### GIVEN RECORDS:
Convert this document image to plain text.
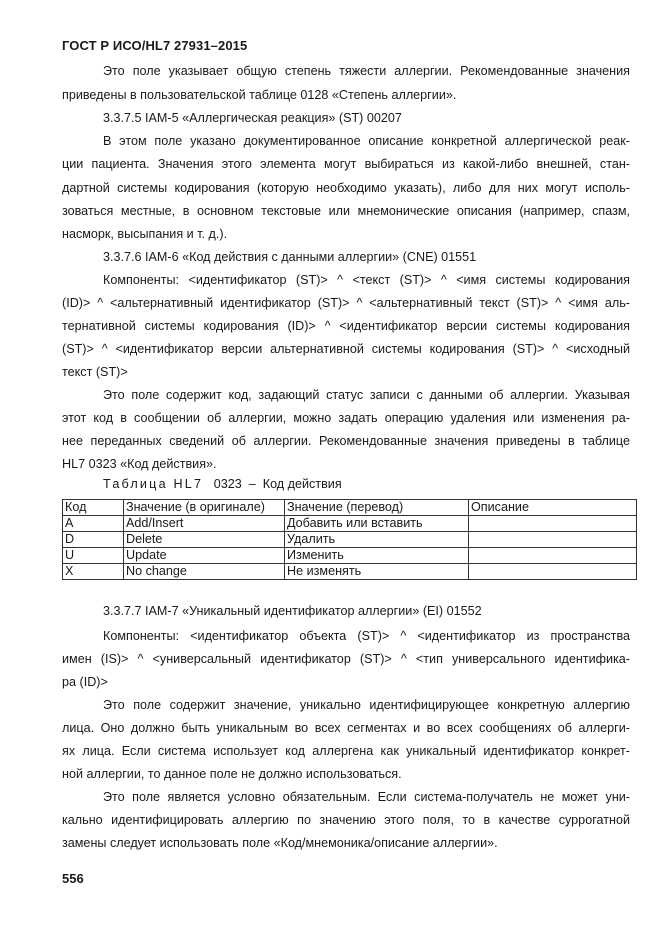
ГОСТ Р ИСО/HL7 27931–2015
Это поле указывает общую степень тяжести аллергии. Рекомендованные значения
приведены в пользовательской таблице 0128 «Степень аллергии».
3.3.7.5 IAM-5 «Аллергическая реакция» (ST) 00207
В этом поле указано документированное описание конкретной аллергической реак-
ции пациента. Значения этого элемента могут выбираться из какой-либо внешней, стан-
дартной системы кодирования (которую необходимо указать), либо для них могут исполь-
зоваться местные, в основном текстовые или мнемонические описания (например, спазм,
насморк, высыпания и т. д.).
3.3.7.6 IAM-6 «Код действия с данными аллергии» (CNE) 01551
Компоненты: <идентификатор (ST)> ^ <текст (ST)> ^ <имя системы кодирования
(ID)> ^ <альтернативный идентификатор (ST)> ^ <альтернативный текст (ST)> ^ <имя аль-
тернативной системы кодирования (ID)> ^ <идентификатор версии системы кодирования
(ST)> ^ <идентификатор версии альтернативной системы кодирования (ST)> ^ <исходный
текст (ST)>
Это поле содержит код, задающий статус записи с данными об аллергии. Указывая
этот код в сообщении об аллергии, можно задать операцию удаления или изменения ра-
нее переданных сведений об аллергии. Рекомендованные значения приведены в таблице
HL7 0323 «Код действия».
Таблица HL7 0323 – Код действия
Код	Значение (в оригинале)	Значение (перевод)	Описание
A	Add/Insert	Добавить или вставить	
D	Delete	Удалить	
U	Update	Изменить	
X	No change	Не изменять	
3.3.7.7 IAM-7 «Уникальный идентификатор аллергии» (EI) 01552
Компоненты: <идентификатор объекта (ST)> ^ <идентификатор из пространства
имен (IS)> ^ <универсальный идентификатор (ST)> ^ <тип универсального идентифика-
ра (ID)>
Это поле содержит значение, уникально идентифицирующее конкретную аллергию
лица. Оно должно быть уникальным во всех сегментах и во всех сообщениях об аллерги-
ях лица. Если система использует код аллергена как уникальный идентификатор конкрет-
ной аллергии, то данное поле не должно использоваться.
Это поле является условно обязательным. Если система-получатель не может уни-
кально идентифицировать аллергию по значению этого поля, то в качестве суррогатной
замены следует использовать поле «Код/мнемоника/описание аллергии».
556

### EXERCISE REQUIREMENTS:
Copy out each line that contains the word "данными".

### RESULT OF THIS TASK:
3.3.7.6 IAM-6 «Код действия с данными аллергии» (CNE) 01551
Это поле содержит код, задающий статус записи с данными об аллергии. Указывая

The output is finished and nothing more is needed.